**** Data supplied ****

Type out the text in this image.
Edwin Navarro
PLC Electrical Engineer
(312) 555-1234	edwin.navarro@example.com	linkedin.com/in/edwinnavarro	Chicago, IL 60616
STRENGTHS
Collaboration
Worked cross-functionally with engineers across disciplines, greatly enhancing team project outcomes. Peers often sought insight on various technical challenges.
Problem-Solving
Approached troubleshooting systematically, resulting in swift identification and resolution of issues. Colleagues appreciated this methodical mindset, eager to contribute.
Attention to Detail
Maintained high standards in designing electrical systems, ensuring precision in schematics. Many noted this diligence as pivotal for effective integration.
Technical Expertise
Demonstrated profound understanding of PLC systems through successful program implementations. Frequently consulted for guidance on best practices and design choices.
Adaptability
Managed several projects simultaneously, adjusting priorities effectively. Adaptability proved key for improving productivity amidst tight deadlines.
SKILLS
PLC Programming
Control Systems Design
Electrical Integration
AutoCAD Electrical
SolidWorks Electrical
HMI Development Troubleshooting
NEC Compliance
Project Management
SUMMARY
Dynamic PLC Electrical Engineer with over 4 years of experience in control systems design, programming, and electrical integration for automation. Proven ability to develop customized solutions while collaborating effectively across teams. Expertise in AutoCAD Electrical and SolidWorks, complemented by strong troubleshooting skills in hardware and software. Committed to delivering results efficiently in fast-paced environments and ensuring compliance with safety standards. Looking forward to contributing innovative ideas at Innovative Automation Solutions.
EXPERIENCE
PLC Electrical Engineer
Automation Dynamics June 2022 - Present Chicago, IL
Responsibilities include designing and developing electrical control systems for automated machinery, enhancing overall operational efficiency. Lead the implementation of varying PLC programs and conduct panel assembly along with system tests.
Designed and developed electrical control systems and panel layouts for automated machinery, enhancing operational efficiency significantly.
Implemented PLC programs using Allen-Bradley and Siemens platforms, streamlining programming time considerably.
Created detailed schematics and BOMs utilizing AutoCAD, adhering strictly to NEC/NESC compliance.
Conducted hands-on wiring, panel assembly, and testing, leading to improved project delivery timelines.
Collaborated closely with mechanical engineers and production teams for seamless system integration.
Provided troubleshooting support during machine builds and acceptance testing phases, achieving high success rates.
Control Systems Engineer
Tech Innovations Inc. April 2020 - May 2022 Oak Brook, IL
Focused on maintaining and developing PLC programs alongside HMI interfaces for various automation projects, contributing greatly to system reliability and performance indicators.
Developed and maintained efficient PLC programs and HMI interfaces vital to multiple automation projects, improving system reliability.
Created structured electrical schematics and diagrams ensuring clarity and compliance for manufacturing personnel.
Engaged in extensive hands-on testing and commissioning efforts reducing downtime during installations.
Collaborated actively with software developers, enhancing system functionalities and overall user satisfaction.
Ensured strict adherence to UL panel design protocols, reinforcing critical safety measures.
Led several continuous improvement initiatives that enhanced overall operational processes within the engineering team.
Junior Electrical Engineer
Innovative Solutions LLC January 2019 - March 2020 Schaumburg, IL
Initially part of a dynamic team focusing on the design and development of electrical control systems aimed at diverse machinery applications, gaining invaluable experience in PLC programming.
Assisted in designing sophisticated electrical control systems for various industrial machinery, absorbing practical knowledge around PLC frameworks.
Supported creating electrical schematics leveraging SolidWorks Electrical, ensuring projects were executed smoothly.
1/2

****

◆ **Exercise objective**:
Search the material above for "safety". Pull out each line where it shows up.

◆ **Task result**:
Dynamic PLC Electrical Engineer with over 4 years of experience in control systems design, programming, and electrical integration for automation. Proven ability to develop customized solutions while collaborating effectively across teams. Expertise in AutoCAD Electrical and SolidWorks, complemented by strong troubleshooting skills in hardware and software. Committed to delivering results efficiently in fast-paced environments and ensuring compliance with safety standards. Looking forward to contributing innovative ideas at Innovative Automation Solutions.
Ensured strict adherence to UL panel design protocols, reinforcing critical safety measures.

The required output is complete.